■ **EXERCISE GOAL**: Work out how many lines of the material below mention the word "stick"; reply with the number only.

(Dataset entries)
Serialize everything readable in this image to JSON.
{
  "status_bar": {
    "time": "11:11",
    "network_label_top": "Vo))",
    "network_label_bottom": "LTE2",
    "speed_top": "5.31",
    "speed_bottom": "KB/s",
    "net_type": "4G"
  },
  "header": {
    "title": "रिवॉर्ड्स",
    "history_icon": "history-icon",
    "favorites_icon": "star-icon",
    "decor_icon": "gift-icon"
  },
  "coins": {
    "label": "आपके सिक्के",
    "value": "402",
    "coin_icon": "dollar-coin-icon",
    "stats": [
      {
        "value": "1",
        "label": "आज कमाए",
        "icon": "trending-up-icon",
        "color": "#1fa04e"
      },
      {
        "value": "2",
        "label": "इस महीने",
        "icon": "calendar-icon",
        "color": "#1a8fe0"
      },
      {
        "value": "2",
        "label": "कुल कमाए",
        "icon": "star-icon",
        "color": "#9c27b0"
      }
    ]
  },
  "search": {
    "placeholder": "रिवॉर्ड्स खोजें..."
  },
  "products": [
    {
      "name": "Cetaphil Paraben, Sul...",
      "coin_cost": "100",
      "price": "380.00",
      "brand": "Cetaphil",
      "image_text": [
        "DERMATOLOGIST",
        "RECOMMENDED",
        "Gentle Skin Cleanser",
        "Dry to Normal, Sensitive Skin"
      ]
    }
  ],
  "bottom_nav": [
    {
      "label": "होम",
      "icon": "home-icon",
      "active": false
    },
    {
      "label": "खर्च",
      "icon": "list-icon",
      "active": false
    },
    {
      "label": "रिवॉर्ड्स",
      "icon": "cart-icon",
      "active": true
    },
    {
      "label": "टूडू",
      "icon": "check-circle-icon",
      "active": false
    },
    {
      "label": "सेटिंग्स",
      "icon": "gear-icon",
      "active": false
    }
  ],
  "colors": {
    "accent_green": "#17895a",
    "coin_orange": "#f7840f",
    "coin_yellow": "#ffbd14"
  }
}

---

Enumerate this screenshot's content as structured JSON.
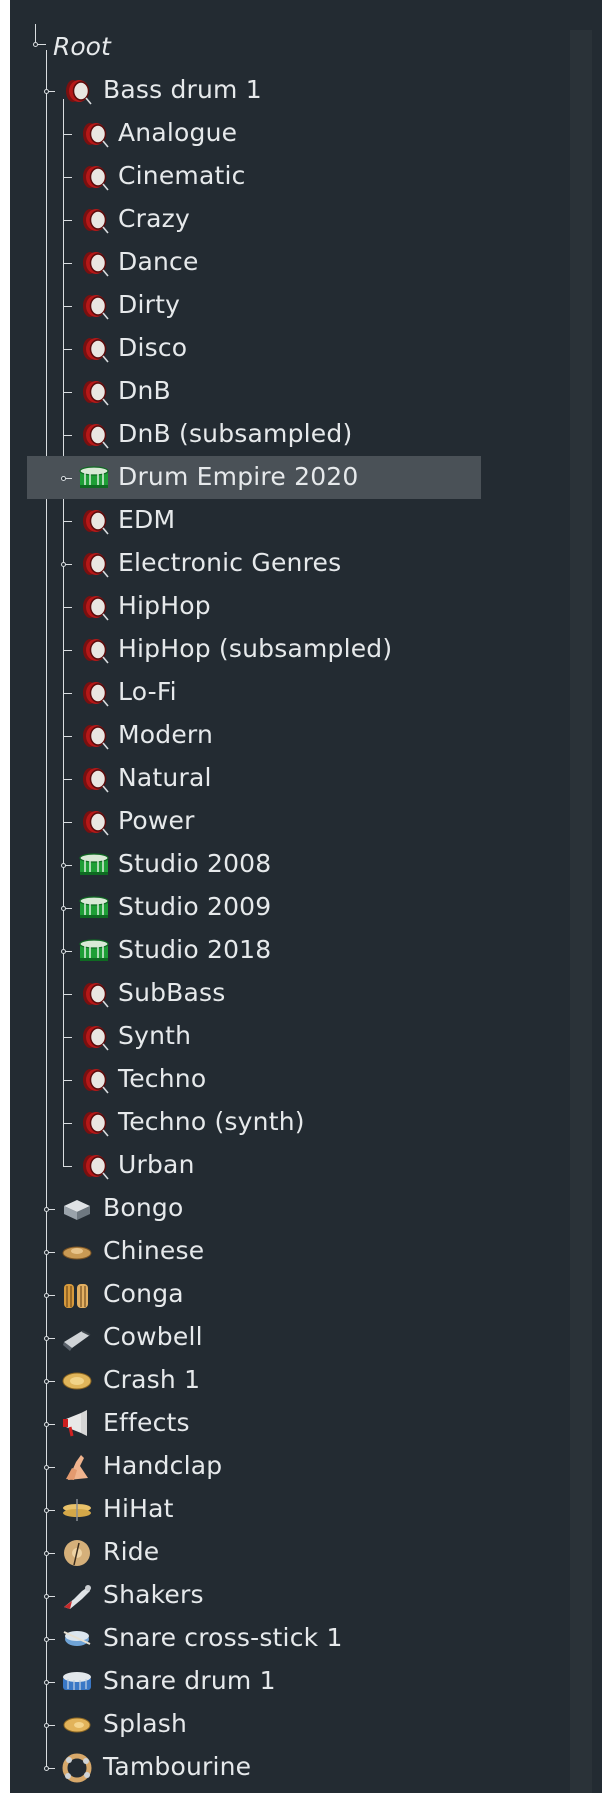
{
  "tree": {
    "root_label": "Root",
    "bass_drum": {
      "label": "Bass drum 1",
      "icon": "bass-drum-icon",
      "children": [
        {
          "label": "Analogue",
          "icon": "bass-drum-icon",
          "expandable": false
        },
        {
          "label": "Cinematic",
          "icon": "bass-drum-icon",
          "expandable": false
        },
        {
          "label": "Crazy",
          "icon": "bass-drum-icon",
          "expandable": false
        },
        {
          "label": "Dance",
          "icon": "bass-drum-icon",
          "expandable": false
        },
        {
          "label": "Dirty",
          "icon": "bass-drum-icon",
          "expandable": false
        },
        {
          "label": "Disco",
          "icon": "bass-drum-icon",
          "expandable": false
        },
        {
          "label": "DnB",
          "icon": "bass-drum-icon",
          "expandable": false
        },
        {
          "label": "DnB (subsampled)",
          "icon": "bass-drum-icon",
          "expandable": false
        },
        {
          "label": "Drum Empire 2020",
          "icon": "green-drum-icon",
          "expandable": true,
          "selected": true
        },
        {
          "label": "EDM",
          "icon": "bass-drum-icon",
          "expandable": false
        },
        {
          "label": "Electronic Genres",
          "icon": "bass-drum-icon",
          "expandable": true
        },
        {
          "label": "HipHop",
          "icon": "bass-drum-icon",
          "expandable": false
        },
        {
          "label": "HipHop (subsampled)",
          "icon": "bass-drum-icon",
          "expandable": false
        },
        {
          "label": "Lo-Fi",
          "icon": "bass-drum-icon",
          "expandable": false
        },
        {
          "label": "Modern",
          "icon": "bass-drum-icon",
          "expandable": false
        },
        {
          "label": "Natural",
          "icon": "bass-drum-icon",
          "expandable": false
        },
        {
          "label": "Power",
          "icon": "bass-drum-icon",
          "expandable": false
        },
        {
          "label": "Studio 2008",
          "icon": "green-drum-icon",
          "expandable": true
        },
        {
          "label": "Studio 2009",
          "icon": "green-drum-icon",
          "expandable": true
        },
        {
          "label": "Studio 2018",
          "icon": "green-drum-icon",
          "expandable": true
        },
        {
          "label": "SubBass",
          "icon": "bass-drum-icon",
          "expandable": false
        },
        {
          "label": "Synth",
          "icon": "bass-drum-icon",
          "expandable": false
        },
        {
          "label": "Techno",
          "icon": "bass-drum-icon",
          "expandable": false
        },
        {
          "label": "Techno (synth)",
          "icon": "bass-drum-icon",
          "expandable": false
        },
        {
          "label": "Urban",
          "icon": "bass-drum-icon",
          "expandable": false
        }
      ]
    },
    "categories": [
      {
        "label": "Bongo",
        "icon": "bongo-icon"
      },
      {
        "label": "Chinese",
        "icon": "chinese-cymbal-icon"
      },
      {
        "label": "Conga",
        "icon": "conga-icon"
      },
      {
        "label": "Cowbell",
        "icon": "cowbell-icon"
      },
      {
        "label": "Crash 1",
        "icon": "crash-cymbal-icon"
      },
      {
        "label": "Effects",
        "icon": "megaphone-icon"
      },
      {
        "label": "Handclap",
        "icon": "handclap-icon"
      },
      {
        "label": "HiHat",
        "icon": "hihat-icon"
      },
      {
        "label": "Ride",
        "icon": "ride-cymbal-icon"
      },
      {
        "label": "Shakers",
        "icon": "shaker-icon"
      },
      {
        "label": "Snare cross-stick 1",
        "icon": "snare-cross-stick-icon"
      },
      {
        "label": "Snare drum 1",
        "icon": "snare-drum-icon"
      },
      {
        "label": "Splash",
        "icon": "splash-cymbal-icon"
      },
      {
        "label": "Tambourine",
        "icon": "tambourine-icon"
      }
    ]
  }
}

* * *

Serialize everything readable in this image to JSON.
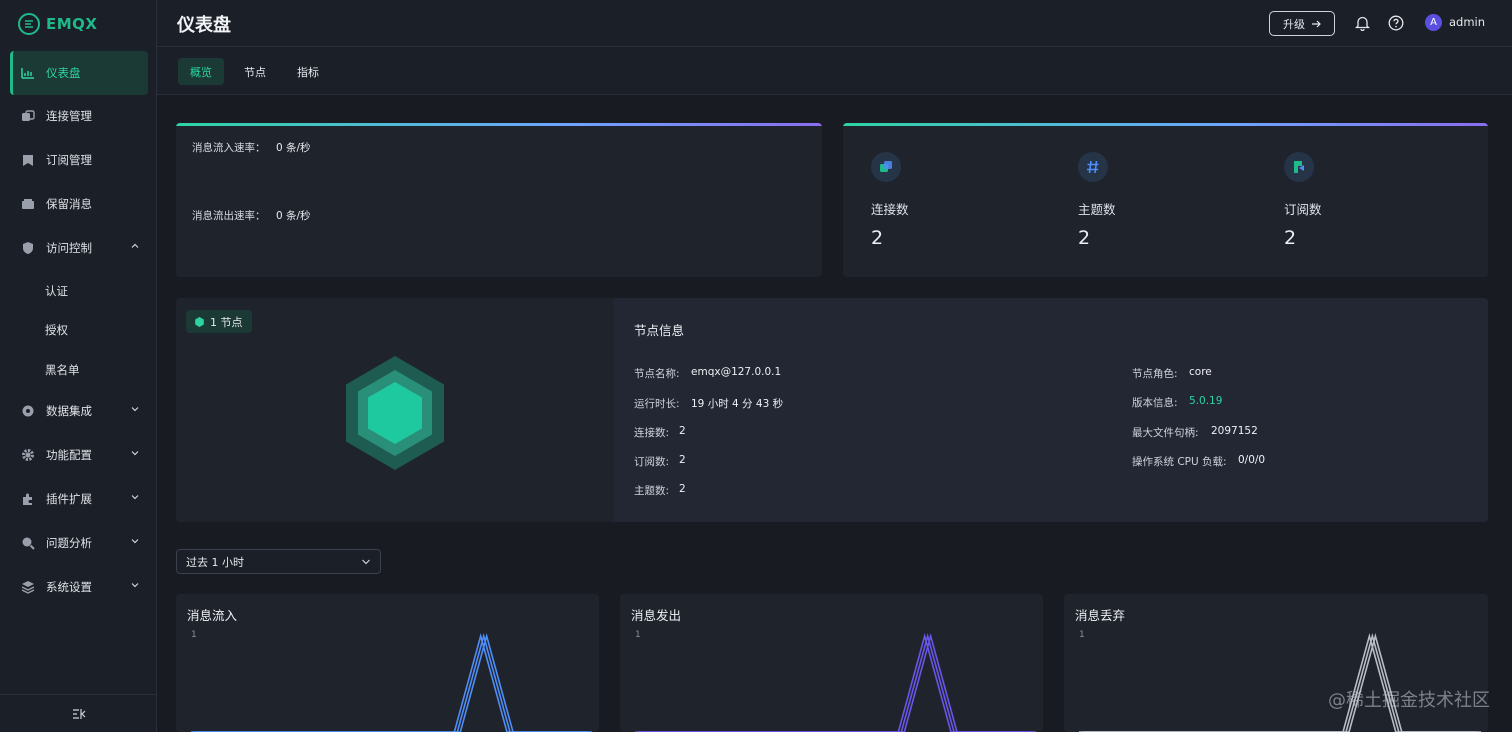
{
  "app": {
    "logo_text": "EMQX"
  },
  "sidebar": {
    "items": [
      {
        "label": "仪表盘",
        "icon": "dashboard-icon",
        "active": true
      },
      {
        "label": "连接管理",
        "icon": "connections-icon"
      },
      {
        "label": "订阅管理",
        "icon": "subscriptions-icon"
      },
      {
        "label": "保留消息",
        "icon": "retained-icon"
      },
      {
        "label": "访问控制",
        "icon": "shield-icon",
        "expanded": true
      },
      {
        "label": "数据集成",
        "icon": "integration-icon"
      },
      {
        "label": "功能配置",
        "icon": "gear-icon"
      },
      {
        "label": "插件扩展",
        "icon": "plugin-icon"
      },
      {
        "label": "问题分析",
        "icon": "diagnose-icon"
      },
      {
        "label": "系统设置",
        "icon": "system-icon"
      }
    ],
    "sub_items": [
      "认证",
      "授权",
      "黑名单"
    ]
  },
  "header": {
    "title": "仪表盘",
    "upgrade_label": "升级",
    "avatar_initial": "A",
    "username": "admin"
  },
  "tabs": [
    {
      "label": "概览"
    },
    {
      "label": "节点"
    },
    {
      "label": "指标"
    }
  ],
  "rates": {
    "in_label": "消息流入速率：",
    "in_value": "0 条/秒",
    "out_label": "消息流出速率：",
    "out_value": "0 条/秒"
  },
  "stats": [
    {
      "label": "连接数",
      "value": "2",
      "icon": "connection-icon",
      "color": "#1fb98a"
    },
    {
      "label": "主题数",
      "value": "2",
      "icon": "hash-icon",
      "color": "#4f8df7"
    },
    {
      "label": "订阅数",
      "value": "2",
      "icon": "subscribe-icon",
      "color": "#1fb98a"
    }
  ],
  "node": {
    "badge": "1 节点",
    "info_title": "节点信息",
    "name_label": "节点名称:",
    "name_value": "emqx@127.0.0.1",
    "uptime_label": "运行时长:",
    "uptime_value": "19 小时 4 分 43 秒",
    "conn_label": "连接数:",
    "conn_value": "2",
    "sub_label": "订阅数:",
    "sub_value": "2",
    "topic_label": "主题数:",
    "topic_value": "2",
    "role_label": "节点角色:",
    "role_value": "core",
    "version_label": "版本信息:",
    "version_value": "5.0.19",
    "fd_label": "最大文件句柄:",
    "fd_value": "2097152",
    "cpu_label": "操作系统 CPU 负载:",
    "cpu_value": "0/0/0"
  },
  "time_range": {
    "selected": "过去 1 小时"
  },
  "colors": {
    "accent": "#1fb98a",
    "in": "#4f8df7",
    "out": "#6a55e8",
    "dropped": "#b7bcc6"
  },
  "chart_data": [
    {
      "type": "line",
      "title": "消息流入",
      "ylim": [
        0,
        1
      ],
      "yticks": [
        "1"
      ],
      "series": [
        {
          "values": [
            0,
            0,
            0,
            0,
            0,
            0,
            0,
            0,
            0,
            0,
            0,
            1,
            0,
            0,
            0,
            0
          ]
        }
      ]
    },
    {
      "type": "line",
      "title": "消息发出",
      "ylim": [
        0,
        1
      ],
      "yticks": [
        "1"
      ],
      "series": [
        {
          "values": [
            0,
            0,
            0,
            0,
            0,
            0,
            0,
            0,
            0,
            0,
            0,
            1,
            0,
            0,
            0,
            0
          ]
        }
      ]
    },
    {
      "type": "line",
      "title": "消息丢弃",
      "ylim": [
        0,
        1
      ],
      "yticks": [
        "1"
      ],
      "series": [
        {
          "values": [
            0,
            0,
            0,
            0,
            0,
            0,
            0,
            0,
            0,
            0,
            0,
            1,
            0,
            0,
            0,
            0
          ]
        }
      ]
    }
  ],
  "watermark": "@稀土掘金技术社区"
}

■ **TASK RESULT**: 2